* Start *
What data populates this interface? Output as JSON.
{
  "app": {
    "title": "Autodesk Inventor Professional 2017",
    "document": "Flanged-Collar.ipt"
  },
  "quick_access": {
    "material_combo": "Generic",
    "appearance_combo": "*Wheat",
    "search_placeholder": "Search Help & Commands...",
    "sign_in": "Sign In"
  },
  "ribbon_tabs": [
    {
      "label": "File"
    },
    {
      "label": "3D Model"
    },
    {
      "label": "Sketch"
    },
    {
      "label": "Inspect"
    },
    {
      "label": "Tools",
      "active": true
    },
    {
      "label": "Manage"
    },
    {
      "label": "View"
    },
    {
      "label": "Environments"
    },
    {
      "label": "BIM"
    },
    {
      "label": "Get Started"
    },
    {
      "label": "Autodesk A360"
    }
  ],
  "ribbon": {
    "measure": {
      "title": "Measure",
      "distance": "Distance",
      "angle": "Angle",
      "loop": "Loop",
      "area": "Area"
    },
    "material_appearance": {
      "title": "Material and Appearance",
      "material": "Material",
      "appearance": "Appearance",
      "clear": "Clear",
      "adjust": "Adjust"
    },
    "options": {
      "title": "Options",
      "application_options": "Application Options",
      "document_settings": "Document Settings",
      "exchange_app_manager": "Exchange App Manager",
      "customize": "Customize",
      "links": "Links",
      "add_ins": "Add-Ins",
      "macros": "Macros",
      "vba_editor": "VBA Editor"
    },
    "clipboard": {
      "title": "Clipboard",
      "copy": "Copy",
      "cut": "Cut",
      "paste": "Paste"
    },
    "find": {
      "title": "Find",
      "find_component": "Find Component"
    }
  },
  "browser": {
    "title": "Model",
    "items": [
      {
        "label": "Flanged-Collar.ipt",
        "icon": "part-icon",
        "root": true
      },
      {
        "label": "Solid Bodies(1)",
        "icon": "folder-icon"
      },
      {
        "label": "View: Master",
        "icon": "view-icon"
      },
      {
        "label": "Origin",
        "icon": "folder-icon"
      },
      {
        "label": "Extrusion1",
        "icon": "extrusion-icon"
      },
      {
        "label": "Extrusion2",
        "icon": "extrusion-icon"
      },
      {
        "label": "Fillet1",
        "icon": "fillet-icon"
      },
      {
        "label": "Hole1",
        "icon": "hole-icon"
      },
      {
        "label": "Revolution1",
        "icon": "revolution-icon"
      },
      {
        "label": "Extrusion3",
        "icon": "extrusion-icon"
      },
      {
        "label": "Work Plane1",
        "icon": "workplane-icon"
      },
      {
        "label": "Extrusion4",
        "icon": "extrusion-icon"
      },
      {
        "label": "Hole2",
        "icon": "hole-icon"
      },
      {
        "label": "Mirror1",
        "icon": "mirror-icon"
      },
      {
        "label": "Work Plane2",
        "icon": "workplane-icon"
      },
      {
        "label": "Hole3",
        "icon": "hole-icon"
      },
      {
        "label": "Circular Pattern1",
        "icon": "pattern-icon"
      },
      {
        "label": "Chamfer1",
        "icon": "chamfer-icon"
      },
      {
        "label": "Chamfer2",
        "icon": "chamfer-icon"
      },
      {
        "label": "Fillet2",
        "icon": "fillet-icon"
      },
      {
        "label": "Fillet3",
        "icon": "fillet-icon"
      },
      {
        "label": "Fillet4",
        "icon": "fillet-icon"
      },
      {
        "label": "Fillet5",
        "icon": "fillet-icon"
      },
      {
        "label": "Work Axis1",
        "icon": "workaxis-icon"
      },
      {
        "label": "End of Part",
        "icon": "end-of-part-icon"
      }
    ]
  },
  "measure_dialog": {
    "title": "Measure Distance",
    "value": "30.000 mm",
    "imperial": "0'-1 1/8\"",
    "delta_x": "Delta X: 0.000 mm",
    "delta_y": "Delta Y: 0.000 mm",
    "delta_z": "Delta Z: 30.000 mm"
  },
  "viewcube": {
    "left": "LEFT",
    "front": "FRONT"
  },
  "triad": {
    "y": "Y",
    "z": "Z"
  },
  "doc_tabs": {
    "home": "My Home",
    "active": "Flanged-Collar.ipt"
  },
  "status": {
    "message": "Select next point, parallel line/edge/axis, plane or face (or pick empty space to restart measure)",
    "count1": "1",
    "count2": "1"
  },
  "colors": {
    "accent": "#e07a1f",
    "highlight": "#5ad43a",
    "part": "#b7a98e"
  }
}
* End *
== Directions ==
Copy out all of the records shown above exactly.

== Solution for this task ==
What data populates this interface? Output as JSON.
{
  "app": {
    "title": "Autodesk Inventor Professional 2017",
    "document": "Flanged-Collar.ipt"
  },
  "quick_access": {
    "material_combo": "Generic",
    "appearance_combo": "*Wheat",
    "search_placeholder": "Search Help & Commands...",
    "sign_in": "Sign In"
  },
  "ribbon_tabs": [
    {
      "label": "File"
    },
    {
      "label": "3D Model"
    },
    {
      "label": "Sketch"
    },
    {
      "label": "Inspect"
    },
    {
      "label": "Tools",
      "active": true
    },
    {
      "label": "Manage"
    },
    {
      "label": "View"
    },
    {
      "label": "Environments"
    },
    {
      "label": "BIM"
    },
    {
      "label": "Get Started"
    },
    {
      "label": "Autodesk A360"
    }
  ],
  "ribbon": {
    "measure": {
      "title": "Measure",
      "distance": "Distance",
      "angle": "Angle",
      "loop": "Loop",
      "area": "Area"
    },
    "material_appearance": {
      "title": "Material and Appearance",
      "material": "Material",
      "appearance": "Appearance",
      "clear": "Clear",
      "adjust": "Adjust"
    },
    "options": {
      "title": "Options",
      "application_options": "Application Options",
      "document_settings": "Document Settings",
      "exchange_app_manager": "Exchange App Manager",
      "customize": "Customize",
      "links": "Links",
      "add_ins": "Add-Ins",
      "macros": "Macros",
      "vba_editor": "VBA Editor"
    },
    "clipboard": {
      "title": "Clipboard",
      "copy": "Copy",
      "cut": "Cut",
      "paste": "Paste"
    },
    "find": {
      "title": "Find",
      "find_component": "Find Component"
    }
  },
  "browser": {
    "title": "Model",
    "items": [
      {
        "label": "Flanged-Collar.ipt",
        "icon": "part-icon",
        "root": true
      },
      {
        "label": "Solid Bodies(1)",
        "icon": "folder-icon"
      },
      {
        "label": "View: Master",
        "icon": "view-icon"
      },
      {
        "label": "Origin",
        "icon": "folder-icon"
      },
      {
        "label": "Extrusion1",
        "icon": "extrusion-icon"
      },
      {
        "label": "Extrusion2",
        "icon": "extrusion-icon"
      },
      {
        "label": "Fillet1",
        "icon": "fillet-icon"
      },
      {
        "label": "Hole1",
        "icon": "hole-icon"
      },
      {
        "label": "Revolution1",
        "icon": "revolution-icon"
      },
      {
        "label": "Extrusion3",
        "icon": "extrusion-icon"
      },
      {
        "label": "Work Plane1",
        "icon": "workplane-icon"
      },
      {
        "label": "Extrusion4",
        "icon": "extrusion-icon"
      },
      {
        "label": "Hole2",
        "icon": "hole-icon"
      },
      {
        "label": "Mirror1",
        "icon": "mirror-icon"
      },
      {
        "label": "Work Plane2",
        "icon": "workplane-icon"
      },
      {
        "label": "Hole3",
        "icon": "hole-icon"
      },
      {
        "label": "Circular Pattern1",
        "icon": "pattern-icon"
      },
      {
        "label": "Chamfer1",
        "icon": "chamfer-icon"
      },
      {
        "label": "Chamfer2",
        "icon": "chamfer-icon"
      },
      {
        "label": "Fillet2",
        "icon": "fillet-icon"
      },
      {
        "label": "Fillet3",
        "icon": "fillet-icon"
      },
      {
        "label": "Fillet4",
        "icon": "fillet-icon"
      },
      {
        "label": "Fillet5",
        "icon": "fillet-icon"
      },
      {
        "label": "Work Axis1",
        "icon": "workaxis-icon"
      },
      {
        "label": "End of Part",
        "icon": "end-of-part-icon"
      }
    ]
  },
  "measure_dialog": {
    "title": "Measure Distance",
    "value": "30.000 mm",
    "imperial": "0'-1 1/8\"",
    "delta_x": "Delta X: 0.000 mm",
    "delta_y": "Delta Y: 0.000 mm",
    "delta_z": "Delta Z: 30.000 mm"
  },
  "viewcube": {
    "left": "LEFT",
    "front": "FRONT"
  },
  "triad": {
    "y": "Y",
    "z": "Z"
  },
  "doc_tabs": {
    "home": "My Home",
    "active": "Flanged-Collar.ipt"
  },
  "status": {
    "message": "Select next point, parallel line/edge/axis, plane or face (or pick empty space to restart measure)",
    "count1": "1",
    "count2": "1"
  },
  "colors": {
    "accent": "#e07a1f",
    "highlight": "#5ad43a",
    "part": "#b7a98e"
  }
}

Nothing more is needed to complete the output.